Dataset records
• • • • • • •

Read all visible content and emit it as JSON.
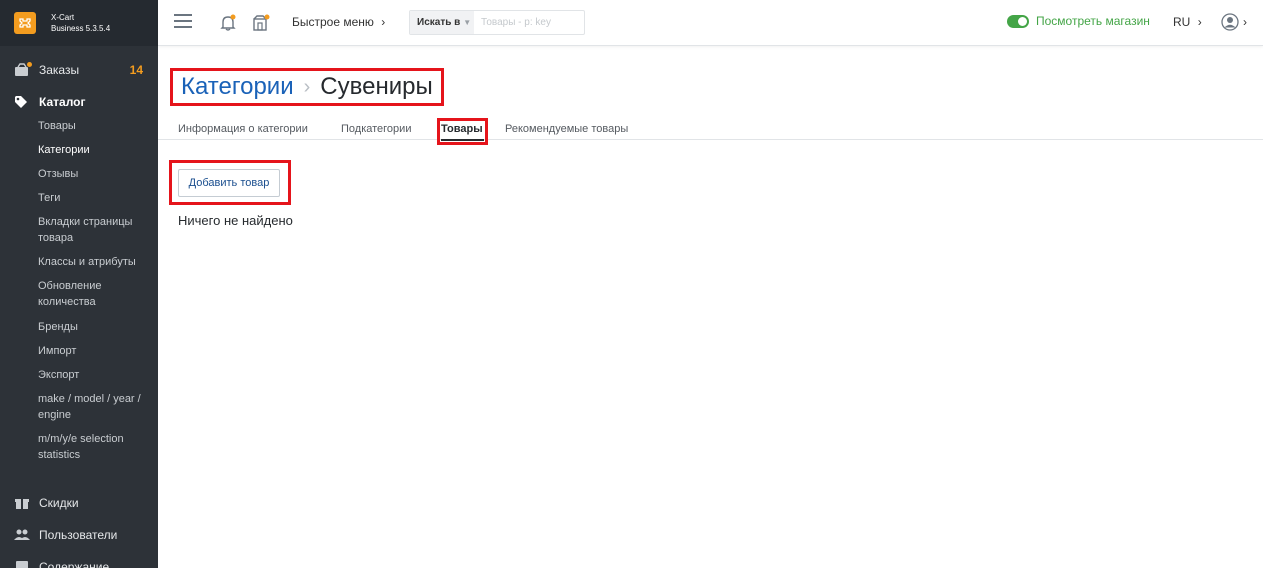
{
  "app": {
    "brand_line1": "X-Cart",
    "brand_line2": "Business 5.3.5.4"
  },
  "header": {
    "quick_menu": "Быстрое меню",
    "search_scope": "Искать в",
    "search_placeholder": "Товары - p: key",
    "store_link": "Посмотреть магазин",
    "language": "RU"
  },
  "sidebar": {
    "orders": {
      "label": "Заказы",
      "count": "14"
    },
    "catalog": {
      "label": "Каталог"
    },
    "catalog_items": [
      "Товары",
      "Категории",
      "Отзывы",
      "Теги",
      "Вкладки страницы товара",
      "Классы и атрибуты",
      "Обновление количества",
      "Бренды",
      "Импорт",
      "Экспорт",
      "make / model / year / engine",
      "m/m/y/e selection statistics"
    ],
    "discounts": {
      "label": "Скидки"
    },
    "users": {
      "label": "Пользователи"
    },
    "content": {
      "label": "Содержание"
    }
  },
  "page": {
    "breadcrumb_parent": "Категории",
    "breadcrumb_current": "Сувениры",
    "tabs": [
      "Информация о категории",
      "Подкатегории",
      "Товары",
      "Рекомендуемые товары"
    ],
    "add_button": "Добавить товар",
    "empty_message": "Ничего не найдено"
  },
  "colors": {
    "sidebar_bg": "#2d3238",
    "accent_orange": "#f39c1f",
    "link_blue": "#1a62b8",
    "store_green": "#44a547",
    "highlight_red": "#e5141b"
  }
}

• • • • • • •

### [DO THIS]
Above are lines of data; state how many of them contain the word "label", with no other output.

### [EXERCISE OUTPUT]
5